### YOUR OBJECTIVE
Write each line out again exactly as written.

[Rows from a figure dataset]

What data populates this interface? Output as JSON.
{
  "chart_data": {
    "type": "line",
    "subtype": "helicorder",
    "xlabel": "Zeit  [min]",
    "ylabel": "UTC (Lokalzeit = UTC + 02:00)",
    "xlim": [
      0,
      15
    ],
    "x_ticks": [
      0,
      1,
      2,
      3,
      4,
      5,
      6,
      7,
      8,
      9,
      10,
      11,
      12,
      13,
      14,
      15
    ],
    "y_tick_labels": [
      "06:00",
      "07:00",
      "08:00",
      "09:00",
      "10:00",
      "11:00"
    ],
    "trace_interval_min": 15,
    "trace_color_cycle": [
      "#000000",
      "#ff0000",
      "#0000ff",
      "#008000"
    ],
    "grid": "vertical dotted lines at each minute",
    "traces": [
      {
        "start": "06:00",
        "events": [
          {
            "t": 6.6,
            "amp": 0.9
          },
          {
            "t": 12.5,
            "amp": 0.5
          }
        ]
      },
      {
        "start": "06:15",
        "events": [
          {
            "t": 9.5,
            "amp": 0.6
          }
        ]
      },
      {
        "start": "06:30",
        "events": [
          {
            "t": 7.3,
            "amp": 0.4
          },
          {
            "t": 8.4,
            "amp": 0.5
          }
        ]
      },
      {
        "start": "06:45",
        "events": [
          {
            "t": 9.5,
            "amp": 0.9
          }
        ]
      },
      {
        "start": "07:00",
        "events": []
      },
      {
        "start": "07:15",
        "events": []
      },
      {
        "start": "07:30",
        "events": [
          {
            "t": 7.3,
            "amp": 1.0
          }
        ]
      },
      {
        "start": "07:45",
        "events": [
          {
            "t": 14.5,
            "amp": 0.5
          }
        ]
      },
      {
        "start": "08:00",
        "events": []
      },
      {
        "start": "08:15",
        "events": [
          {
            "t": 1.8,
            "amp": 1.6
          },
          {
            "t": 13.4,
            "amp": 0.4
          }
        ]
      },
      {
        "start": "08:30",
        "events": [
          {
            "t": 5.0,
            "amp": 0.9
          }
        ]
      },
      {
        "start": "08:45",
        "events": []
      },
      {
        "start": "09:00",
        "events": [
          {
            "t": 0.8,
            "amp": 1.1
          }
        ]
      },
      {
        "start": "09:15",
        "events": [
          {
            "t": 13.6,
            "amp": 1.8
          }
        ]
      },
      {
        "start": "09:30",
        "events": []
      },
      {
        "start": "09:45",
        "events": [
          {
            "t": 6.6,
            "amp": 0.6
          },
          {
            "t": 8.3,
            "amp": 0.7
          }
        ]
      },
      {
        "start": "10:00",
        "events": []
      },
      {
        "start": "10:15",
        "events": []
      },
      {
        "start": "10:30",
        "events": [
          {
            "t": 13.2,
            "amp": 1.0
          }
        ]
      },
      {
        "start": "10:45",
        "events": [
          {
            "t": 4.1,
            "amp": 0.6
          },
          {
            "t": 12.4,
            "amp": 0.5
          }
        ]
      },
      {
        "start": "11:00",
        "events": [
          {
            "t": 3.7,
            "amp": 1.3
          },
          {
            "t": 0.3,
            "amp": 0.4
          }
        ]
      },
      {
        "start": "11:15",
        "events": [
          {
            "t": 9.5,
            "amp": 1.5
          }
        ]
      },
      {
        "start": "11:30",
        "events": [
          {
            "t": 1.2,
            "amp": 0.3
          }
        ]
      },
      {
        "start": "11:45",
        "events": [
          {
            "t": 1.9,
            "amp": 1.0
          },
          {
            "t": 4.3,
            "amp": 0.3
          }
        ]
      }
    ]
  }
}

### SOLUTION FOR THIS TASK
What data populates this interface? Output as JSON.
{
  "chart_data": {
    "type": "line",
    "subtype": "helicorder",
    "xlabel": "Zeit  [min]",
    "ylabel": "UTC (Lokalzeit = UTC + 02:00)",
    "xlim": [
      0,
      15
    ],
    "x_ticks": [
      0,
      1,
      2,
      3,
      4,
      5,
      6,
      7,
      8,
      9,
      10,
      11,
      12,
      13,
      14,
      15
    ],
    "y_tick_labels": [
      "06:00",
      "07:00",
      "08:00",
      "09:00",
      "10:00",
      "11:00"
    ],
    "trace_interval_min": 15,
    "trace_color_cycle": [
      "#000000",
      "#ff0000",
      "#0000ff",
      "#008000"
    ],
    "grid": "vertical dotted lines at each minute",
    "traces": [
      {
        "start": "06:00",
        "events": [
          {
            "t": 6.6,
            "amp": 0.9
          },
          {
            "t": 12.5,
            "amp": 0.5
          }
        ]
      },
      {
        "start": "06:15",
        "events": [
          {
            "t": 9.5,
            "amp": 0.6
          }
        ]
      },
      {
        "start": "06:30",
        "events": [
          {
            "t": 7.3,
            "amp": 0.4
          },
          {
            "t": 8.4,
            "amp": 0.5
          }
        ]
      },
      {
        "start": "06:45",
        "events": [
          {
            "t": 9.5,
            "amp": 0.9
          }
        ]
      },
      {
        "start": "07:00",
        "events": []
      },
      {
        "start": "07:15",
        "events": []
      },
      {
        "start": "07:30",
        "events": [
          {
            "t": 7.3,
            "amp": 1.0
          }
        ]
      },
      {
        "start": "07:45",
        "events": [
          {
            "t": 14.5,
            "amp": 0.5
          }
        ]
      },
      {
        "start": "08:00",
        "events": []
      },
      {
        "start": "08:15",
        "events": [
          {
            "t": 1.8,
            "amp": 1.6
          },
          {
            "t": 13.4,
            "amp": 0.4
          }
        ]
      },
      {
        "start": "08:30",
        "events": [
          {
            "t": 5.0,
            "amp": 0.9
          }
        ]
      },
      {
        "start": "08:45",
        "events": []
      },
      {
        "start": "09:00",
        "events": [
          {
            "t": 0.8,
            "amp": 1.1
          }
        ]
      },
      {
        "start": "09:15",
        "events": [
          {
            "t": 13.6,
            "amp": 1.8
          }
        ]
      },
      {
        "start": "09:30",
        "events": []
      },
      {
        "start": "09:45",
        "events": [
          {
            "t": 6.6,
            "amp": 0.6
          },
          {
            "t": 8.3,
            "amp": 0.7
          }
        ]
      },
      {
        "start": "10:00",
        "events": []
      },
      {
        "start": "10:15",
        "events": []
      },
      {
        "start": "10:30",
        "events": [
          {
            "t": 13.2,
            "amp": 1.0
          }
        ]
      },
      {
        "start": "10:45",
        "events": [
          {
            "t": 4.1,
            "amp": 0.6
          },
          {
            "t": 12.4,
            "amp": 0.5
          }
        ]
      },
      {
        "start": "11:00",
        "events": [
          {
            "t": 3.7,
            "amp": 1.3
          },
          {
            "t": 0.3,
            "amp": 0.4
          }
        ]
      },
      {
        "start": "11:15",
        "events": [
          {
            "t": 9.5,
            "amp": 1.5
          }
        ]
      },
      {
        "start": "11:30",
        "events": [
          {
            "t": 1.2,
            "amp": 0.3
          }
        ]
      },
      {
        "start": "11:45",
        "events": [
          {
            "t": 1.9,
            "amp": 1.0
          },
          {
            "t": 4.3,
            "amp": 0.3
          }
        ]
      }
    ]
  }
}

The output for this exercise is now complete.